Each line that holds the word "this" is to be identified and copied.

[Stored entries]
:::

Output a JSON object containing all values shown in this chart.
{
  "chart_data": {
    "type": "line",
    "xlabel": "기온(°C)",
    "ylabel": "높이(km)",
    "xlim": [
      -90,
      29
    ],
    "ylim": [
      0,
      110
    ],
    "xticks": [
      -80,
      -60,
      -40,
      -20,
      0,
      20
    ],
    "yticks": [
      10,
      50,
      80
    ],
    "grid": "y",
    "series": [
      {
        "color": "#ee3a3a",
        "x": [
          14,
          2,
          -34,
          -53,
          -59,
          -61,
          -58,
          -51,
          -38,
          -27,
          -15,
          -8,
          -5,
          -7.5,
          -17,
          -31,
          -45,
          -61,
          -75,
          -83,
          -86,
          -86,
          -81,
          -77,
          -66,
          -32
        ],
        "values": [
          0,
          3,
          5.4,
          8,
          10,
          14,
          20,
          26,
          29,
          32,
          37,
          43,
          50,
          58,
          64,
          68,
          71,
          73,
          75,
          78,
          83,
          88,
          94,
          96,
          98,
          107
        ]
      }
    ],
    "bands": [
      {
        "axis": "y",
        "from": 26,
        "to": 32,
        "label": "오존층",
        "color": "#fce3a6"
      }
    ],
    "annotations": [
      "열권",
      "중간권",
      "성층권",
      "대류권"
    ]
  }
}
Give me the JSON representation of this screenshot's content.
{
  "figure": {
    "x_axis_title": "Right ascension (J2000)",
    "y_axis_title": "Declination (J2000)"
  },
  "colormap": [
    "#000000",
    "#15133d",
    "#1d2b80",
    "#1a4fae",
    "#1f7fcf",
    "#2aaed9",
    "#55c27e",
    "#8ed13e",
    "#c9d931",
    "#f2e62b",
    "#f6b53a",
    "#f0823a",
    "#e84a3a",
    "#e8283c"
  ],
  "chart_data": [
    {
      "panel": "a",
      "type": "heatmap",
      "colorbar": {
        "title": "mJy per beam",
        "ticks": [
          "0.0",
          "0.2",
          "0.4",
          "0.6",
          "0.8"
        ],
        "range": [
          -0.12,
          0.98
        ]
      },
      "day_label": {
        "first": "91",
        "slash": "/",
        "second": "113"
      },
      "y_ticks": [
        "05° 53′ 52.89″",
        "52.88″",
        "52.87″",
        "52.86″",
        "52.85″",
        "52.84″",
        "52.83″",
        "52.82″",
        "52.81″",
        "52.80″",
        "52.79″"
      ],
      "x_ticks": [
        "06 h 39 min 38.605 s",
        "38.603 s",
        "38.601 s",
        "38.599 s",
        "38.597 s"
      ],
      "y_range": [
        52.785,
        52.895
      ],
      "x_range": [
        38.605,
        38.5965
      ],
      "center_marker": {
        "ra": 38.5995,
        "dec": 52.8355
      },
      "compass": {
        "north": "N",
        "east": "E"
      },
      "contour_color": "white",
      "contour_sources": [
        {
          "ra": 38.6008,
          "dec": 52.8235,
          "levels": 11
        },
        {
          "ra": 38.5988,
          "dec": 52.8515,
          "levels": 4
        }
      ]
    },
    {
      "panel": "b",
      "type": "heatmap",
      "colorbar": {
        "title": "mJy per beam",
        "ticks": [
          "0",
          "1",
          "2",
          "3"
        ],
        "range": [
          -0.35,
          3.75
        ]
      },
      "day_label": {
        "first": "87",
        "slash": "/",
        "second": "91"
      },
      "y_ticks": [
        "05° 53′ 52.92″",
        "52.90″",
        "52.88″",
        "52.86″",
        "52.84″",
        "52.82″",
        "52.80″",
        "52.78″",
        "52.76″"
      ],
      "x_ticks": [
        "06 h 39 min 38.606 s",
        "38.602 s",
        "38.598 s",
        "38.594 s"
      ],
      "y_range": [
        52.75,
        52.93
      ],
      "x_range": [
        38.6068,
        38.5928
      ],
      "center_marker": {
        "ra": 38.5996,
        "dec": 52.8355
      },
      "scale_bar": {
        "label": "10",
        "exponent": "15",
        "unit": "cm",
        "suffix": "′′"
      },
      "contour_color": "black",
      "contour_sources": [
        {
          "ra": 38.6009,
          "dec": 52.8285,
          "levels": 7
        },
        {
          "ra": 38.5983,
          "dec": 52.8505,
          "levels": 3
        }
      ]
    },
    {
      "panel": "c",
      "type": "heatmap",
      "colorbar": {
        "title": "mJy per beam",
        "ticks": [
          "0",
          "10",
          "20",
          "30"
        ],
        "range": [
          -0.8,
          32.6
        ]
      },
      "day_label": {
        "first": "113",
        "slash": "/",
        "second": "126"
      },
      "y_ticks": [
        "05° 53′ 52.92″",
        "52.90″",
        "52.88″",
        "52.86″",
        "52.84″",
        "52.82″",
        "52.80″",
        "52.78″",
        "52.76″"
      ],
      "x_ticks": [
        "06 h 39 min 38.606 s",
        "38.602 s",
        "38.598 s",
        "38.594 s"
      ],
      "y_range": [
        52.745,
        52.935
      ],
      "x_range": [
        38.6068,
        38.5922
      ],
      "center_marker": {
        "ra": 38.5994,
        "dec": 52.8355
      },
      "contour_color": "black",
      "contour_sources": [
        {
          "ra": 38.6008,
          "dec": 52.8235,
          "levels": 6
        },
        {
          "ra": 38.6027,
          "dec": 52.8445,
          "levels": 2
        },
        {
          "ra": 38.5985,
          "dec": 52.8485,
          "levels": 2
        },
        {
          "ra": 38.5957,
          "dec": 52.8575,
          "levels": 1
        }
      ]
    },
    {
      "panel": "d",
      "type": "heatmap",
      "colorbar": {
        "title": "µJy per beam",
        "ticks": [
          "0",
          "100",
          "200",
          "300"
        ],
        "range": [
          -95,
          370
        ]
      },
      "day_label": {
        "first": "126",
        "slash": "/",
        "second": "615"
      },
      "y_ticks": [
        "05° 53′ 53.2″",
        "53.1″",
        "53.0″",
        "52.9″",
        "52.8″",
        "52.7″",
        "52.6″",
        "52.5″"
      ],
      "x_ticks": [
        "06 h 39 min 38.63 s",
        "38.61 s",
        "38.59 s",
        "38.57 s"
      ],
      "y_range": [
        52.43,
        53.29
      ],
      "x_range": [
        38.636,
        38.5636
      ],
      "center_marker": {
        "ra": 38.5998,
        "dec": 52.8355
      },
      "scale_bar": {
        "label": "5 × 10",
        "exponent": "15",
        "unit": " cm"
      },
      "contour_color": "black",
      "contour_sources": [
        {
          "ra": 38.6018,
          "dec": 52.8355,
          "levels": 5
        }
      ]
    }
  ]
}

:::

COMPLETE ANSWER.
Output a JSON object containing all values shown in this chart.
Give me the JSON representation of this screenshot's content.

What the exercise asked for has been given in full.